» What you will do
Take the material and output all of it exactly.

» Entries shown
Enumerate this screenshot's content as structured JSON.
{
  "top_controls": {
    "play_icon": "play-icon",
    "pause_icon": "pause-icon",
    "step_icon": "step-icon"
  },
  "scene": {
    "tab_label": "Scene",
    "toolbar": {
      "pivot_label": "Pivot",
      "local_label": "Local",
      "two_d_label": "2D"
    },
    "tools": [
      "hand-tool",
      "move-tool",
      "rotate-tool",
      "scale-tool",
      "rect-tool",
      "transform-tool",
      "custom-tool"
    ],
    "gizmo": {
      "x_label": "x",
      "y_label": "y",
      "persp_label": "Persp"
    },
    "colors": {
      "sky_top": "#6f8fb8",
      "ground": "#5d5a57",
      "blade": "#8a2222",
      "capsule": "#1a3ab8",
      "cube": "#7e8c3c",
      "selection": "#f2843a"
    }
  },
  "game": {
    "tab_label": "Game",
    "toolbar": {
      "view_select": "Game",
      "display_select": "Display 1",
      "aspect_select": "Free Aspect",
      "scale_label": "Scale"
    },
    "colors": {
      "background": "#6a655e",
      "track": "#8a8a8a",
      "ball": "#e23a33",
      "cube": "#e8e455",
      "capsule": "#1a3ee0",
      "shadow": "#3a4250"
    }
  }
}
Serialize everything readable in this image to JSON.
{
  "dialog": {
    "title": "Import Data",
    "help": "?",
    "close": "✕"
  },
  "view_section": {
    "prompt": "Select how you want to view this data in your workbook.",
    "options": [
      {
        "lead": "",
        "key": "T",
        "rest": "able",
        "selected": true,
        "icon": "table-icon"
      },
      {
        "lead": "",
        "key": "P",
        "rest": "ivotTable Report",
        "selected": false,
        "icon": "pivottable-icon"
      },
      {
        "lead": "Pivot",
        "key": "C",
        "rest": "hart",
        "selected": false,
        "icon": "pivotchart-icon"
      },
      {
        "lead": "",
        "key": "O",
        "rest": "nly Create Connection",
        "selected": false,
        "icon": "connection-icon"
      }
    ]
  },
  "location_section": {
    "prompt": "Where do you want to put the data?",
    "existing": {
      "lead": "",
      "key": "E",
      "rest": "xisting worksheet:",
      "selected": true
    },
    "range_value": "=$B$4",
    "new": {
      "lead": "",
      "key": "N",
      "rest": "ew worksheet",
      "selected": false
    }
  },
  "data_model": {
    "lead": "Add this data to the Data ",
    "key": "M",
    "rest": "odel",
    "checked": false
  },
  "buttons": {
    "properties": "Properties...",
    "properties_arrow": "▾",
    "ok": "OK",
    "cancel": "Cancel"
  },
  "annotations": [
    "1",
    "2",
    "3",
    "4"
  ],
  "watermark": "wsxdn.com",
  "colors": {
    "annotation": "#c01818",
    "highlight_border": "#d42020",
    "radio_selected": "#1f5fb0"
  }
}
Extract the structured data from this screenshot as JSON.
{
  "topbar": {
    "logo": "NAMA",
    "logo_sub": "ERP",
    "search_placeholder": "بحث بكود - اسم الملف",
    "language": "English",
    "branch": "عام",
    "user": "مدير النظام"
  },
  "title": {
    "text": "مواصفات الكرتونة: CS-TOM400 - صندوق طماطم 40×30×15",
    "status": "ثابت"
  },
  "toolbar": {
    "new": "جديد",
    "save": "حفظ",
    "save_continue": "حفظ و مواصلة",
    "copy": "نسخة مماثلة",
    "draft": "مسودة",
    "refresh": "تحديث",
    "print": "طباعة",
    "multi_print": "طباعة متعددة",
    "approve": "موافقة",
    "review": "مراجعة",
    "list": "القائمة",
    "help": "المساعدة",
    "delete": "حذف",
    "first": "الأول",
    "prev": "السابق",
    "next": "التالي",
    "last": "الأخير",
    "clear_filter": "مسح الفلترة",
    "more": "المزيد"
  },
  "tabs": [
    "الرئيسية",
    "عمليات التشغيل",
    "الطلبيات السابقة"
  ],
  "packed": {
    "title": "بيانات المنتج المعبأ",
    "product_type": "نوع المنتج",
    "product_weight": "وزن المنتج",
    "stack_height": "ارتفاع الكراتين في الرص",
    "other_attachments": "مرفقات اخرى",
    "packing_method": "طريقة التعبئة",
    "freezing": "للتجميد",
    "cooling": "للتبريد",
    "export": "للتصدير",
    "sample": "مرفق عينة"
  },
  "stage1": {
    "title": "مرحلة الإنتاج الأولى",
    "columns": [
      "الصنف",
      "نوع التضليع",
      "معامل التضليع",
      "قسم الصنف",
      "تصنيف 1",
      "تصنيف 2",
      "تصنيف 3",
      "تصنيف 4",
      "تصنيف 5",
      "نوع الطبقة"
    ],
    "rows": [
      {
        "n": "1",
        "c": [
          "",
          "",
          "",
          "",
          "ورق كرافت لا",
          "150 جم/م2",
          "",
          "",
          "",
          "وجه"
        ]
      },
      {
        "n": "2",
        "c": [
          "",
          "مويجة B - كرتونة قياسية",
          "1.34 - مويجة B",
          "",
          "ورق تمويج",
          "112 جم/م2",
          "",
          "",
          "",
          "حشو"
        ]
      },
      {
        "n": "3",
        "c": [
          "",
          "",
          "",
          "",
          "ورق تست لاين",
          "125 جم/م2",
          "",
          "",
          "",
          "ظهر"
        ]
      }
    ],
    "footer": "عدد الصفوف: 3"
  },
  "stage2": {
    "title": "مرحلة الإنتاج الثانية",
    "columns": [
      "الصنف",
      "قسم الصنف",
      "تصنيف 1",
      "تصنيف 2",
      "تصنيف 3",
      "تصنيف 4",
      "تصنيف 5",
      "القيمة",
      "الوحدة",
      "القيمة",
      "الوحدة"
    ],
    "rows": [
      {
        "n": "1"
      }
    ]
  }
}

» Task response
Enumerate this screenshot's content as structured JSON.
{
  "top_controls": {
    "play_icon": "play-icon",
    "pause_icon": "pause-icon",
    "step_icon": "step-icon"
  },
  "scene": {
    "tab_label": "Scene",
    "toolbar": {
      "pivot_label": "Pivot",
      "local_label": "Local",
      "two_d_label": "2D"
    },
    "tools": [
      "hand-tool",
      "move-tool",
      "rotate-tool",
      "scale-tool",
      "rect-tool",
      "transform-tool",
      "custom-tool"
    ],
    "gizmo": {
      "x_label": "x",
      "y_label": "y",
      "persp_label": "Persp"
    },
    "colors": {
      "sky_top": "#6f8fb8",
      "ground": "#5d5a57",
      "blade": "#8a2222",
      "capsule": "#1a3ab8",
      "cube": "#7e8c3c",
      "selection": "#f2843a"
    }
  },
  "game": {
    "tab_label": "Game",
    "toolbar": {
      "view_select": "Game",
      "display_select": "Display 1",
      "aspect_select": "Free Aspect",
      "scale_label": "Scale"
    },
    "colors": {
      "background": "#6a655e",
      "track": "#8a8a8a",
      "ball": "#e23a33",
      "cube": "#e8e455",
      "capsule": "#1a3ee0",
      "shadow": "#3a4250"
    }
  }
}
Serialize everything readable in this image to JSON.
{
  "dialog": {
    "title": "Import Data",
    "help": "?",
    "close": "✕"
  },
  "view_section": {
    "prompt": "Select how you want to view this data in your workbook.",
    "options": [
      {
        "lead": "",
        "key": "T",
        "rest": "able",
        "selected": true,
        "icon": "table-icon"
      },
      {
        "lead": "",
        "key": "P",
        "rest": "ivotTable Report",
        "selected": false,
        "icon": "pivottable-icon"
      },
      {
        "lead": "Pivot",
        "key": "C",
        "rest": "hart",
        "selected": false,
        "icon": "pivotchart-icon"
      },
      {
        "lead": "",
        "key": "O",
        "rest": "nly Create Connection",
        "selected": false,
        "icon": "connection-icon"
      }
    ]
  },
  "location_section": {
    "prompt": "Where do you want to put the data?",
    "existing": {
      "lead": "",
      "key": "E",
      "rest": "xisting worksheet:",
      "selected": true
    },
    "range_value": "=$B$4",
    "new": {
      "lead": "",
      "key": "N",
      "rest": "ew worksheet",
      "selected": false
    }
  },
  "data_model": {
    "lead": "Add this data to the Data ",
    "key": "M",
    "rest": "odel",
    "checked": false
  },
  "buttons": {
    "properties": "Properties...",
    "properties_arrow": "▾",
    "ok": "OK",
    "cancel": "Cancel"
  },
  "annotations": [
    "1",
    "2",
    "3",
    "4"
  ],
  "watermark": "wsxdn.com",
  "colors": {
    "annotation": "#c01818",
    "highlight_border": "#d42020",
    "radio_selected": "#1f5fb0"
  }
}
Extract the structured data from this screenshot as JSON.
{
  "topbar": {
    "logo": "NAMA",
    "logo_sub": "ERP",
    "search_placeholder": "بحث بكود - اسم الملف",
    "language": "English",
    "branch": "عام",
    "user": "مدير النظام"
  },
  "title": {
    "text": "مواصفات الكرتونة: CS-TOM400 - صندوق طماطم 40×30×15",
    "status": "ثابت"
  },
  "toolbar": {
    "new": "جديد",
    "save": "حفظ",
    "save_continue": "حفظ و مواصلة",
    "copy": "نسخة مماثلة",
    "draft": "مسودة",
    "refresh": "تحديث",
    "print": "طباعة",
    "multi_print": "طباعة متعددة",
    "approve": "موافقة",
    "review": "مراجعة",
    "list": "القائمة",
    "help": "المساعدة",
    "delete": "حذف",
    "first": "الأول",
    "prev": "السابق",
    "next": "التالي",
    "last": "الأخير",
    "clear_filter": "مسح الفلترة",
    "more": "المزيد"
  },
  "tabs": [
    "الرئيسية",
    "عمليات التشغيل",
    "الطلبيات السابقة"
  ],
  "packed": {
    "title": "بيانات المنتج المعبأ",
    "product_type": "نوع المنتج",
    "product_weight": "وزن المنتج",
    "stack_height": "ارتفاع الكراتين في الرص",
    "other_attachments": "مرفقات اخرى",
    "packing_method": "طريقة التعبئة",
    "freezing": "للتجميد",
    "cooling": "للتبريد",
    "export": "للتصدير",
    "sample": "مرفق عينة"
  },
  "stage1": {
    "title": "مرحلة الإنتاج الأولى",
    "columns": [
      "الصنف",
      "نوع التضليع",
      "معامل التضليع",
      "قسم الصنف",
      "تصنيف 1",
      "تصنيف 2",
      "تصنيف 3",
      "تصنيف 4",
      "تصنيف 5",
      "نوع الطبقة"
    ],
    "rows": [
      {
        "n": "1",
        "c": [
          "",
          "",
          "",
          "",
          "ورق كرافت لا",
          "150 جم/م2",
          "",
          "",
          "",
          "وجه"
        ]
      },
      {
        "n": "2",
        "c": [
          "",
          "مويجة B - كرتونة قياسية",
          "1.34 - مويجة B",
          "",
          "ورق تمويج",
          "112 جم/م2",
          "",
          "",
          "",
          "حشو"
        ]
      },
      {
        "n": "3",
        "c": [
          "",
          "",
          "",
          "",
          "ورق تست لاين",
          "125 جم/م2",
          "",
          "",
          "",
          "ظهر"
        ]
      }
    ],
    "footer": "عدد الصفوف: 3"
  },
  "stage2": {
    "title": "مرحلة الإنتاج الثانية",
    "columns": [
      "الصنف",
      "قسم الصنف",
      "تصنيف 1",
      "تصنيف 2",
      "تصنيف 3",
      "تصنيف 4",
      "تصنيف 5",
      "القيمة",
      "الوحدة",
      "القيمة",
      "الوحدة"
    ],
    "rows": [
      {
        "n": "1"
      }
    ]
  }
}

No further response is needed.